Given request:
Give the data below again exactly as written, without its pictures.

Record list:
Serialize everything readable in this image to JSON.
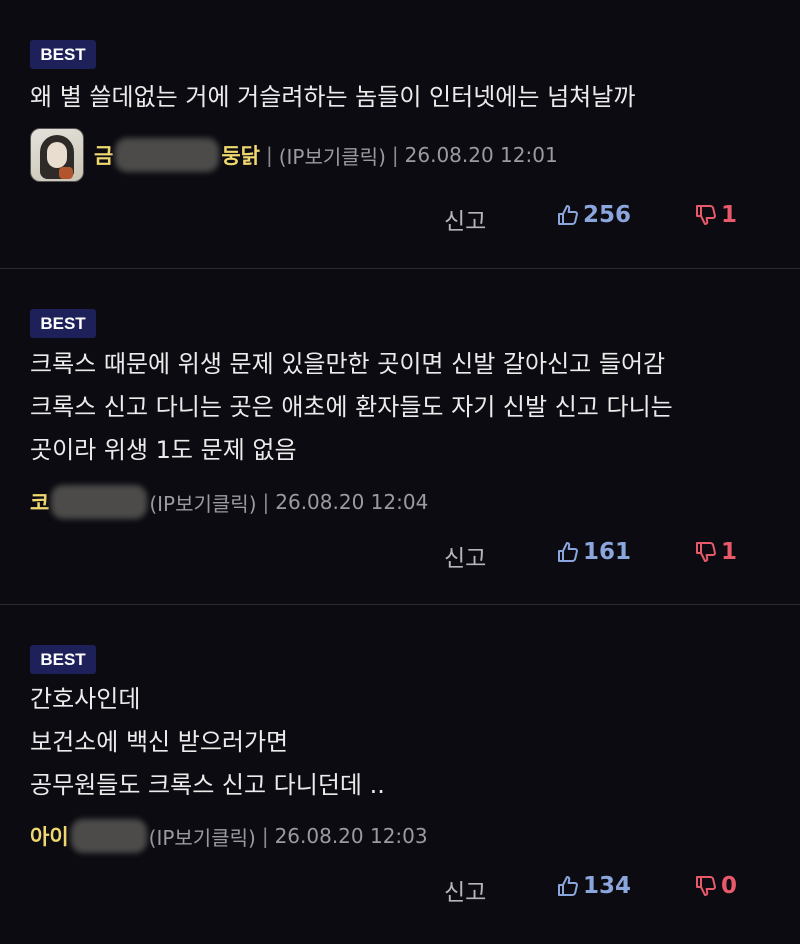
{
  "comments": [
    {
      "badge": "BEST",
      "lines": [
        "왜 별 쓸데없는 거에 거슬려하는 놈들이 인터넷에는 넘쳐날까"
      ],
      "nick_start": "금",
      "nick_end": "둥닭",
      "ip_label": "(IP보기클릭)",
      "date": "26.08.20 12:01",
      "report_label": "신고",
      "likes": "256",
      "dislikes": "1"
    },
    {
      "badge": "BEST",
      "lines": [
        "크록스 때문에 위생 문제 있을만한 곳이면 신발 갈아신고 들어감",
        "크록스 신고 다니는 곳은 애초에 환자들도 자기 신발 신고 다니는",
        "곳이라 위생 1도 문제 없음"
      ],
      "nick_start": "코",
      "nick_end": "",
      "ip_label": "(IP보기클릭)",
      "date": "26.08.20 12:04",
      "report_label": "신고",
      "likes": "161",
      "dislikes": "1"
    },
    {
      "badge": "BEST",
      "lines": [
        "간호사인데",
        "보건소에 백신 받으러가면",
        "공무원들도 크록스 신고 다니던데 .."
      ],
      "nick_start": "아이",
      "nick_end": "",
      "ip_label": "(IP보기클릭)",
      "date": "26.08.20 12:03",
      "report_label": "신고",
      "likes": "134",
      "dislikes": "0"
    }
  ],
  "meta_separator": "|",
  "colors": {
    "background": "#0c0b11",
    "badge": "#1e2159",
    "nickname": "#f0d870",
    "like": "#8ba6dc",
    "dislike": "#e85a6a"
  },
  "icons": {
    "like": "thumbs-up-icon",
    "dislike": "thumbs-down-icon",
    "avatar": "avatar"
  }
}
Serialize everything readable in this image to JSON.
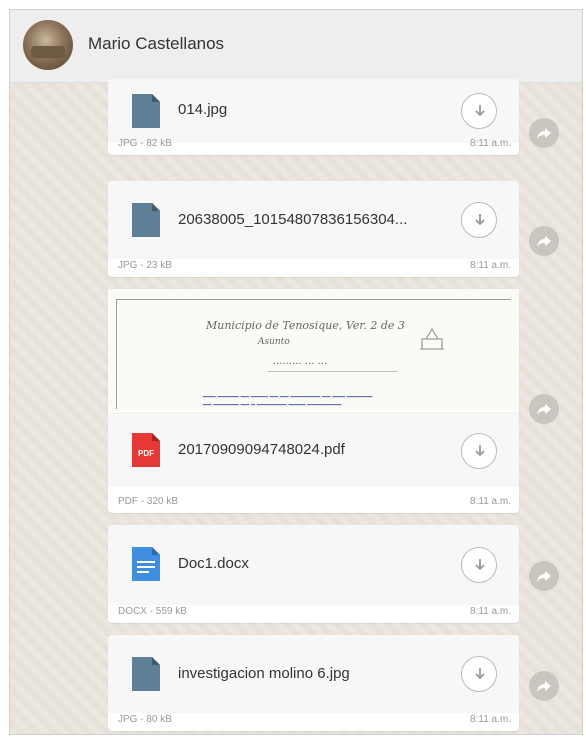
{
  "header": {
    "contact_name": "Mario Castellanos"
  },
  "messages": [
    {
      "name": "014.jpg",
      "type": "JPG - 82 kB",
      "time": "8:11 a.m.",
      "icon": "document-icon",
      "color": "#5e7f95"
    },
    {
      "name": "20638005_10154807836156304...",
      "type": "JPG - 23 kB",
      "time": "8:11 a.m.",
      "icon": "document-icon",
      "color": "#5e7f95"
    },
    {
      "name": "20170909094748024.pdf",
      "type": "PDF - 320 kB",
      "time": "8:11 a.m.",
      "icon": "pdf-icon",
      "color": "#e53935",
      "icon_label": "PDF"
    },
    {
      "name": "Doc1.docx",
      "type": "DOCX - 559 kB",
      "time": "8:11 a.m.",
      "icon": "word-document-icon",
      "color": "#3f8ee0"
    },
    {
      "name": "investigacion molino 6.jpg",
      "type": "JPG - 80 kB",
      "time": "8:11 a.m.",
      "icon": "document-icon",
      "color": "#5e7f95"
    }
  ],
  "colors": {
    "chat_background": "#e8e4dd",
    "bubble": "#ffffff",
    "header": "#eeeeee"
  }
}
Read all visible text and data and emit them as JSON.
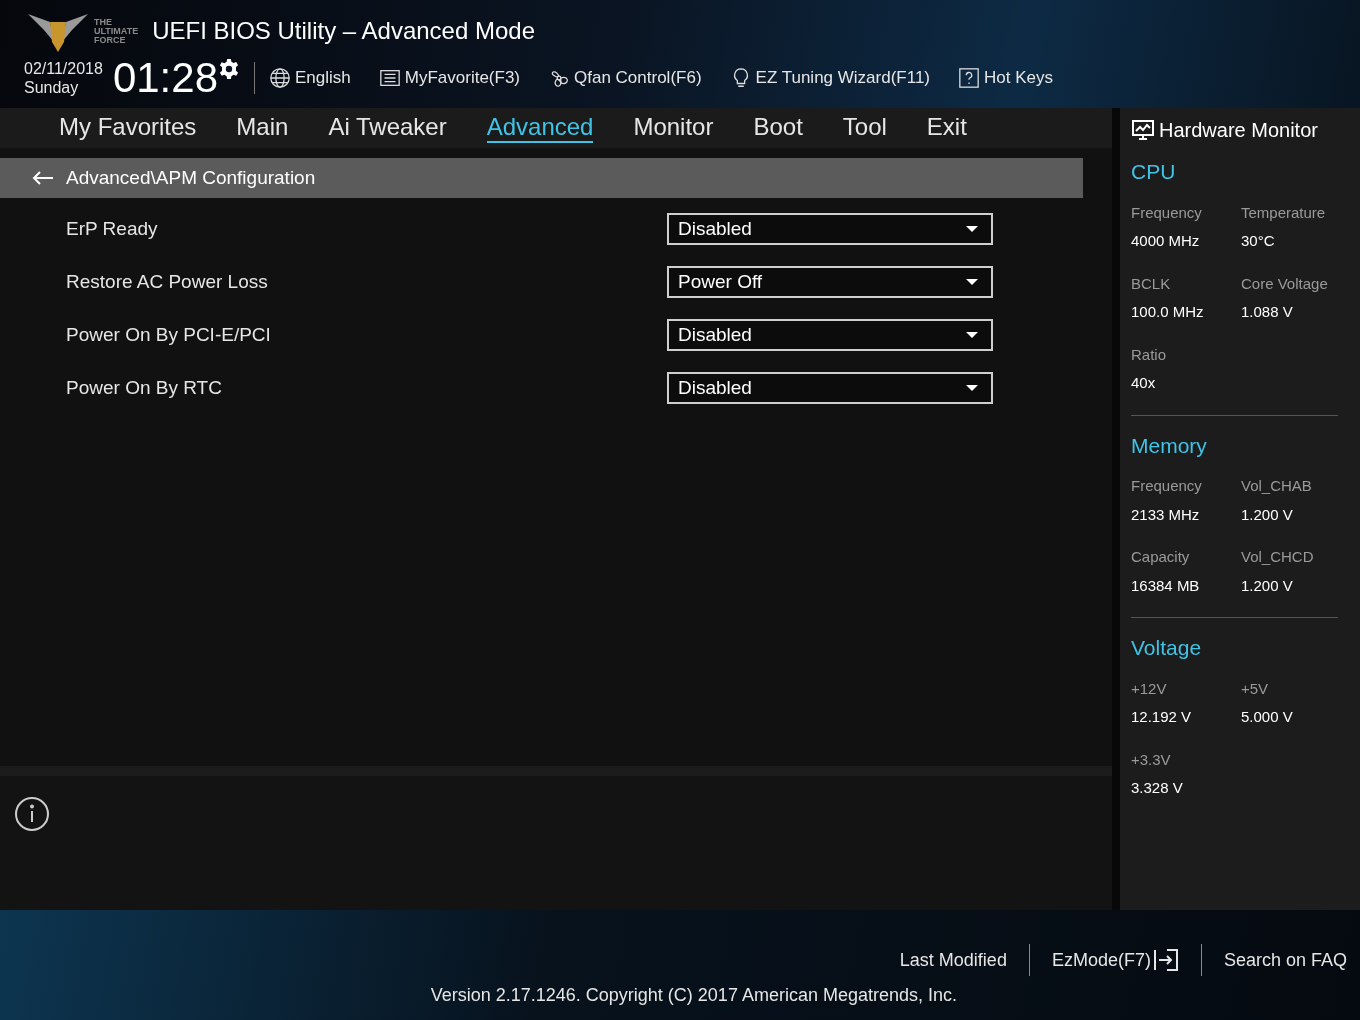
{
  "header": {
    "logo_text": [
      "THE",
      "ULTIMATE",
      "FORCE"
    ],
    "title": "UEFI BIOS Utility – Advanced Mode",
    "date": "02/11/2018",
    "day": "Sunday",
    "time": "01:28",
    "toolbar": [
      {
        "kind": "globe",
        "label": "English"
      },
      {
        "kind": "list",
        "label": "MyFavorite(F3)"
      },
      {
        "kind": "fan",
        "label": "Qfan Control(F6)"
      },
      {
        "kind": "bulb",
        "label": "EZ Tuning Wizard(F11)"
      },
      {
        "kind": "help",
        "label": "Hot Keys"
      }
    ]
  },
  "tabs": [
    {
      "label": "My Favorites",
      "selected": false
    },
    {
      "label": "Main",
      "selected": false
    },
    {
      "label": "Ai Tweaker",
      "selected": false
    },
    {
      "label": "Advanced",
      "selected": true
    },
    {
      "label": "Monitor",
      "selected": false
    },
    {
      "label": "Boot",
      "selected": false
    },
    {
      "label": "Tool",
      "selected": false
    },
    {
      "label": "Exit",
      "selected": false
    }
  ],
  "breadcrumb": "Advanced\\APM Configuration",
  "settings": [
    {
      "label": "ErP Ready",
      "value": "Disabled"
    },
    {
      "label": "Restore AC Power Loss",
      "value": "Power Off"
    },
    {
      "label": "Power On By PCI-E/PCI",
      "value": "Disabled"
    },
    {
      "label": "Power On By RTC",
      "value": "Disabled"
    }
  ],
  "hardware_monitor": {
    "title": "Hardware Monitor",
    "sections": [
      {
        "title": "CPU",
        "items": [
          {
            "label": "Frequency",
            "value": "4000 MHz"
          },
          {
            "label": "Temperature",
            "value": "30°C"
          },
          {
            "label": "BCLK",
            "value": "100.0 MHz"
          },
          {
            "label": "Core Voltage",
            "value": "1.088 V"
          },
          {
            "label": "Ratio",
            "value": "40x"
          }
        ]
      },
      {
        "title": "Memory",
        "items": [
          {
            "label": "Frequency",
            "value": "2133 MHz"
          },
          {
            "label": "Vol_CHAB",
            "value": "1.200 V"
          },
          {
            "label": "Capacity",
            "value": "16384 MB"
          },
          {
            "label": "Vol_CHCD",
            "value": "1.200 V"
          }
        ]
      },
      {
        "title": "Voltage",
        "items": [
          {
            "label": "+12V",
            "value": "12.192 V"
          },
          {
            "label": "+5V",
            "value": "5.000 V"
          },
          {
            "label": "+3.3V",
            "value": "3.328 V"
          }
        ]
      }
    ]
  },
  "footer": {
    "links": [
      "Last Modified",
      "EzMode(F7)",
      "Search on FAQ"
    ],
    "version": "Version 2.17.1246. Copyright (C) 2017 American Megatrends, Inc."
  }
}
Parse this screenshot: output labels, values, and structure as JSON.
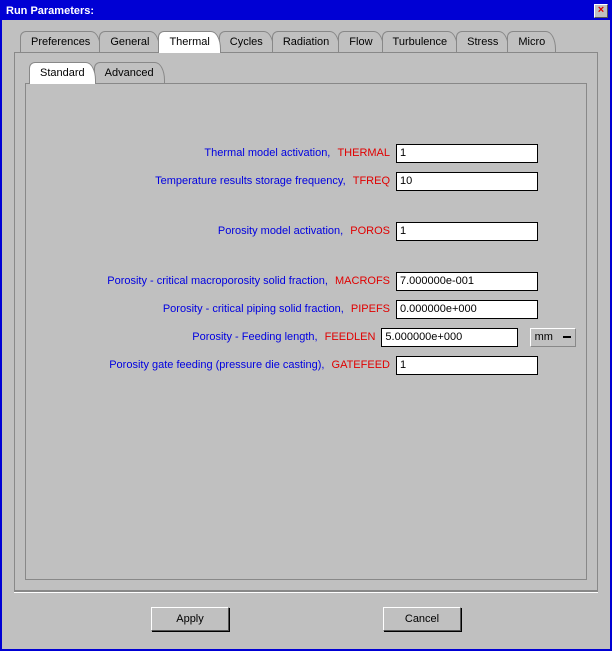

Answer to the exercise:
Serialize everything readable in this image to JSON.
{
  "comments": [
    {
      "badge": "BEST",
      "lines": [
        "왜 별 쓸데없는 거에 거슬려하는 놈들이 인터넷에는 넘쳐날까"
      ],
      "nick_start": "금",
      "nick_end": "둥닭",
      "ip_label": "(IP보기클릭)",
      "date": "26.08.20 12:01",
      "report_label": "신고",
      "likes": "256",
      "dislikes": "1"
    },
    {
      "badge": "BEST",
      "lines": [
        "크록스 때문에 위생 문제 있을만한 곳이면 신발 갈아신고 들어감",
        "크록스 신고 다니는 곳은 애초에 환자들도 자기 신발 신고 다니는",
        "곳이라 위생 1도 문제 없음"
      ],
      "nick_start": "코",
      "nick_end": "",
      "ip_label": "(IP보기클릭)",
      "date": "26.08.20 12:04",
      "report_label": "신고",
      "likes": "161",
      "dislikes": "1"
    },
    {
      "badge": "BEST",
      "lines": [
        "간호사인데",
        "보건소에 백신 받으러가면",
        "공무원들도 크록스 신고 다니던데 .."
      ],
      "nick_start": "아이",
      "nick_end": "",
      "ip_label": "(IP보기클릭)",
      "date": "26.08.20 12:03",
      "report_label": "신고",
      "likes": "134",
      "dislikes": "0"
    }
  ],
  "meta_separator": "|",
  "colors": {
    "background": "#0c0b11",
    "badge": "#1e2159",
    "nickname": "#f0d870",
    "like": "#8ba6dc",
    "dislike": "#e85a6a"
  },
  "icons": {
    "like": "thumbs-up-icon",
    "dislike": "thumbs-down-icon",
    "avatar": "avatar"
  }
}
Serialize everything readable in this image to JSON.
{
  "header": {
    "contact_name": "Mario Castellanos"
  },
  "messages": [
    {
      "name": "014.jpg",
      "type": "JPG - 82 kB",
      "time": "8:11 a.m.",
      "icon": "document-icon",
      "color": "#5e7f95"
    },
    {
      "name": "20638005_10154807836156304...",
      "type": "JPG - 23 kB",
      "time": "8:11 a.m.",
      "icon": "document-icon",
      "color": "#5e7f95"
    },
    {
      "name": "20170909094748024.pdf",
      "type": "PDF - 320 kB",
      "time": "8:11 a.m.",
      "icon": "pdf-icon",
      "color": "#e53935",
      "icon_label": "PDF"
    },
    {
      "name": "Doc1.docx",
      "type": "DOCX - 559 kB",
      "time": "8:11 a.m.",
      "icon": "word-document-icon",
      "color": "#3f8ee0"
    },
    {
      "name": "investigacion molino 6.jpg",
      "type": "JPG - 80 kB",
      "time": "8:11 a.m.",
      "icon": "document-icon",
      "color": "#5e7f95"
    }
  ],
  "colors": {
    "chat_background": "#e8e4dd",
    "bubble": "#ffffff",
    "header": "#eeeeee"
  }
}
Read all visible text and data and emit them as JSON.
{
  "header": {
    "logo_text": [
      "THE",
      "ULTIMATE",
      "FORCE"
    ],
    "title": "UEFI BIOS Utility – Advanced Mode",
    "date": "02/11/2018",
    "day": "Sunday",
    "time": "01:28",
    "toolbar": [
      {
        "kind": "globe",
        "label": "English"
      },
      {
        "kind": "list",
        "label": "MyFavorite(F3)"
      },
      {
        "kind": "fan",
        "label": "Qfan Control(F6)"
      },
      {
        "kind": "bulb",
        "label": "EZ Tuning Wizard(F11)"
      },
      {
        "kind": "help",
        "label": "Hot Keys"
      }
    ]
  },
  "tabs": [
    {
      "label": "My Favorites",
      "selected": false
    },
    {
      "label": "Main",
      "selected": false
    },
    {
      "label": "Ai Tweaker",
      "selected": false
    },
    {
      "label": "Advanced",
      "selected": true
    },
    {
      "label": "Monitor",
      "selected": false
    },
    {
      "label": "Boot",
      "selected": false
    },
    {
      "label": "Tool",
      "selected": false
    },
    {
      "label": "Exit",
      "selected": false
    }
  ],
  "breadcrumb": "Advanced\\APM Configuration",
  "settings": [
    {
      "label": "ErP Ready",
      "value": "Disabled"
    },
    {
      "label": "Restore AC Power Loss",
      "value": "Power Off"
    },
    {
      "label": "Power On By PCI-E/PCI",
      "value": "Disabled"
    },
    {
      "label": "Power On By RTC",
      "value": "Disabled"
    }
  ],
  "hardware_monitor": {
    "title": "Hardware Monitor",
    "sections": [
      {
        "title": "CPU",
        "items": [
          {
            "label": "Frequency",
            "value": "4000 MHz"
          },
          {
            "label": "Temperature",
            "value": "30°C"
          },
          {
            "label": "BCLK",
            "value": "100.0 MHz"
          },
          {
            "label": "Core Voltage",
            "value": "1.088 V"
          },
          {
            "label": "Ratio",
            "value": "40x"
          }
        ]
      },
      {
        "title": "Memory",
        "items": [
          {
            "label": "Frequency",
            "value": "2133 MHz"
          },
          {
            "label": "Vol_CHAB",
            "value": "1.200 V"
          },
          {
            "label": "Capacity",
            "value": "16384 MB"
          },
          {
            "label": "Vol_CHCD",
            "value": "1.200 V"
          }
        ]
      },
      {
        "title": "Voltage",
        "items": [
          {
            "label": "+12V",
            "value": "12.192 V"
          },
          {
            "label": "+5V",
            "value": "5.000 V"
          },
          {
            "label": "+3.3V",
            "value": "3.328 V"
          }
        ]
      }
    ]
  },
  "footer": {
    "links": [
      "Last Modified",
      "EzMode(F7)",
      "Search on FAQ"
    ],
    "version": "Version 2.17.1246. Copyright (C) 2017 American Megatrends, Inc."
  }
}
Parse this screenshot: output labels, values, and structure as JSON.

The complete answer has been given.